** Begin **
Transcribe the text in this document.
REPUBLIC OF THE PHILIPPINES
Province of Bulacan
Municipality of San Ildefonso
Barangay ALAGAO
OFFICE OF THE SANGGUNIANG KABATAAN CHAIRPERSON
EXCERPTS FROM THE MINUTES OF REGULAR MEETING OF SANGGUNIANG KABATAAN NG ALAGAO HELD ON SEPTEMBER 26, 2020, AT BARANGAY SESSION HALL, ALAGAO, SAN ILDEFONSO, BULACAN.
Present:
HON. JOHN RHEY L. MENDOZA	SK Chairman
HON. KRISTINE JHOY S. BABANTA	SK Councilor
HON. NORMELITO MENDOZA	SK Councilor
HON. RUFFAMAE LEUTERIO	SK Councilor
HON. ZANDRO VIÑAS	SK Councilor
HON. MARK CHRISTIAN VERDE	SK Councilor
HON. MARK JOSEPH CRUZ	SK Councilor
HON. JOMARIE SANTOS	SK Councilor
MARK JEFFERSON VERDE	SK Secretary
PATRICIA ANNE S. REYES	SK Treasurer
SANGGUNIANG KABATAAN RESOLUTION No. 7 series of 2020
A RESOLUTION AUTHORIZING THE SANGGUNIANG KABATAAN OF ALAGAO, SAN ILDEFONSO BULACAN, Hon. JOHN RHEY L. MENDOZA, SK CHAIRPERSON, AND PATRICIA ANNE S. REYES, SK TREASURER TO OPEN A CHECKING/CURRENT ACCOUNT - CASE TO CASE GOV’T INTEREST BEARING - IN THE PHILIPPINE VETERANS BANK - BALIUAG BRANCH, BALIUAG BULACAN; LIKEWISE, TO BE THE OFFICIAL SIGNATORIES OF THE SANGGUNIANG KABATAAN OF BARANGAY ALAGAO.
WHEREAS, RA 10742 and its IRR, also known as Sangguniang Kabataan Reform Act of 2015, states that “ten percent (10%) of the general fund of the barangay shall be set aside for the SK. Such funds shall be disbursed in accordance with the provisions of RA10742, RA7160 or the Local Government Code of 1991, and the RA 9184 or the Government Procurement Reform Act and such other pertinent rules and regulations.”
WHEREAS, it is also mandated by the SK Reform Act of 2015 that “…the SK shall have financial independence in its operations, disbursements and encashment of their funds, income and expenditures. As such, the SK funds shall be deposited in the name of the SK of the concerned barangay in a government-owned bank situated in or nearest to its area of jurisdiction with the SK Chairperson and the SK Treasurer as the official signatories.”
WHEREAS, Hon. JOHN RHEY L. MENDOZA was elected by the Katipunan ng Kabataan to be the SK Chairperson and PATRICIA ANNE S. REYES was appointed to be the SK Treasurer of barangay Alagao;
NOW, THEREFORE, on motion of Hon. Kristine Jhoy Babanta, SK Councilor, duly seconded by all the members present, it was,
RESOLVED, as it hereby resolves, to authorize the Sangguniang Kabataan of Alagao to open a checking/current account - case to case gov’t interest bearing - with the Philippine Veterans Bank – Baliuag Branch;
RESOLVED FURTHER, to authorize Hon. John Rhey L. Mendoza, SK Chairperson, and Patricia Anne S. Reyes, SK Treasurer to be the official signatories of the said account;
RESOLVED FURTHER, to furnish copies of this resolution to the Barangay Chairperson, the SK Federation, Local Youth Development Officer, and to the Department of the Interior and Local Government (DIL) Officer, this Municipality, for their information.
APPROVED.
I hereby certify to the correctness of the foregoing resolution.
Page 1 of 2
** End **
▶ **Exercise brief**
Write the listing out again, exactly as shown above.

▶ **Reply**
Transcribe the text in this document.
REPUBLIC OF THE PHILIPPINES
Province of Bulacan
Municipality of San Ildefonso
Barangay ALAGAO
OFFICE OF THE SANGGUNIANG KABATAAN CHAIRPERSON
EXCERPTS FROM THE MINUTES OF REGULAR MEETING OF SANGGUNIANG KABATAAN NG ALAGAO HELD ON SEPTEMBER 26, 2020, AT BARANGAY SESSION HALL, ALAGAO, SAN ILDEFONSO, BULACAN.
Present:
HON. JOHN RHEY L. MENDOZA	SK Chairman
HON. KRISTINE JHOY S. BABANTA	SK Councilor
HON. NORMELITO MENDOZA	SK Councilor
HON. RUFFAMAE LEUTERIO	SK Councilor
HON. ZANDRO VIÑAS	SK Councilor
HON. MARK CHRISTIAN VERDE	SK Councilor
HON. MARK JOSEPH CRUZ	SK Councilor
HON. JOMARIE SANTOS	SK Councilor
MARK JEFFERSON VERDE	SK Secretary
PATRICIA ANNE S. REYES	SK Treasurer
SANGGUNIANG KABATAAN RESOLUTION No. 7 series of 2020
A RESOLUTION AUTHORIZING THE SANGGUNIANG KABATAAN OF ALAGAO, SAN ILDEFONSO BULACAN, Hon. JOHN RHEY L. MENDOZA, SK CHAIRPERSON, AND PATRICIA ANNE S. REYES, SK TREASURER TO OPEN A CHECKING/CURRENT ACCOUNT - CASE TO CASE GOV’T INTEREST BEARING - IN THE PHILIPPINE VETERANS BANK - BALIUAG BRANCH, BALIUAG BULACAN; LIKEWISE, TO BE THE OFFICIAL SIGNATORIES OF THE SANGGUNIANG KABATAAN OF BARANGAY ALAGAO.
WHEREAS, RA 10742 and its IRR, also known as Sangguniang Kabataan Reform Act of 2015, states that “ten percent (10%) of the general fund of the barangay shall be set aside for the SK. Such funds shall be disbursed in accordance with the provisions of RA10742, RA7160 or the Local Government Code of 1991, and the RA 9184 or the Government Procurement Reform Act and such other pertinent rules and regulations.”
WHEREAS, it is also mandated by the SK Reform Act of 2015 that “…the SK shall have financial independence in its operations, disbursements and encashment of their funds, income and expenditures. As such, the SK funds shall be deposited in the name of the SK of the concerned barangay in a government-owned bank situated in or nearest to its area of jurisdiction with the SK Chairperson and the SK Treasurer as the official signatories.”
WHEREAS, Hon. JOHN RHEY L. MENDOZA was elected by the Katipunan ng Kabataan to be the SK Chairperson and PATRICIA ANNE S. REYES was appointed to be the SK Treasurer of barangay Alagao;
NOW, THEREFORE, on motion of Hon. Kristine Jhoy Babanta, SK Councilor, duly seconded by all the members present, it was,
RESOLVED, as it hereby resolves, to authorize the Sangguniang Kabataan of Alagao to open a checking/current account - case to case gov’t interest bearing - with the Philippine Veterans Bank – Baliuag Branch;
RESOLVED FURTHER, to authorize Hon. John Rhey L. Mendoza, SK Chairperson, and Patricia Anne S. Reyes, SK Treasurer to be the official signatories of the said account;
RESOLVED FURTHER, to furnish copies of this resolution to the Barangay Chairperson, the SK Federation, Local Youth Development Officer, and to the Department of the Interior and Local Government (DIL) Officer, this Municipality, for their information.
APPROVED.
I hereby certify to the correctness of the foregoing resolution.
Page 1 of 2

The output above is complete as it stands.